Input material:
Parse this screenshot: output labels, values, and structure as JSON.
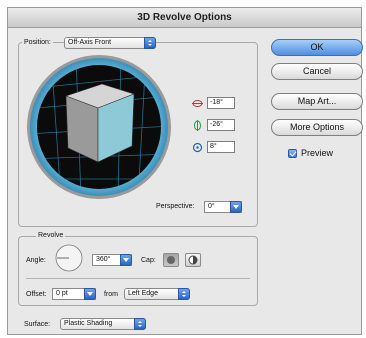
{
  "dialog": {
    "title": "3D Revolve Options"
  },
  "position": {
    "label": "Position:",
    "selected": "Off-Axis Front",
    "rotation_x": "-18°",
    "rotation_y": "-26°",
    "rotation_z": "8°",
    "perspective_label": "Perspective:",
    "perspective_value": "0°"
  },
  "revolve": {
    "group_label": "Revolve",
    "angle_label": "Angle:",
    "angle_value": "360°",
    "cap_label": "Cap:",
    "offset_label": "Offset:",
    "offset_value": "0 pt",
    "from_label": "from",
    "from_selected": "Left Edge"
  },
  "surface": {
    "label": "Surface:",
    "selected": "Plastic Shading"
  },
  "buttons": {
    "ok": "OK",
    "cancel": "Cancel",
    "map_art": "Map Art...",
    "more_options": "More Options"
  },
  "preview": {
    "label": "Preview",
    "checked": true
  },
  "icons": [
    "x-rotation-icon",
    "y-rotation-icon",
    "z-rotation-icon",
    "cap-on-icon",
    "cap-off-icon"
  ]
}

Your objective:
Exactly as written, return every line of the listing, but not the pictures.

Task response:
Parse this screenshot: output labels, values, and structure as JSON.
{
  "dialog": {
    "title": "3D Revolve Options"
  },
  "position": {
    "label": "Position:",
    "selected": "Off-Axis Front",
    "rotation_x": "-18°",
    "rotation_y": "-26°",
    "rotation_z": "8°",
    "perspective_label": "Perspective:",
    "perspective_value": "0°"
  },
  "revolve": {
    "group_label": "Revolve",
    "angle_label": "Angle:",
    "angle_value": "360°",
    "cap_label": "Cap:",
    "offset_label": "Offset:",
    "offset_value": "0 pt",
    "from_label": "from",
    "from_selected": "Left Edge"
  },
  "surface": {
    "label": "Surface:",
    "selected": "Plastic Shading"
  },
  "buttons": {
    "ok": "OK",
    "cancel": "Cancel",
    "map_art": "Map Art...",
    "more_options": "More Options"
  },
  "preview": {
    "label": "Preview",
    "checked": true
  },
  "icons": [
    "x-rotation-icon",
    "y-rotation-icon",
    "z-rotation-icon",
    "cap-on-icon",
    "cap-off-icon"
  ]
}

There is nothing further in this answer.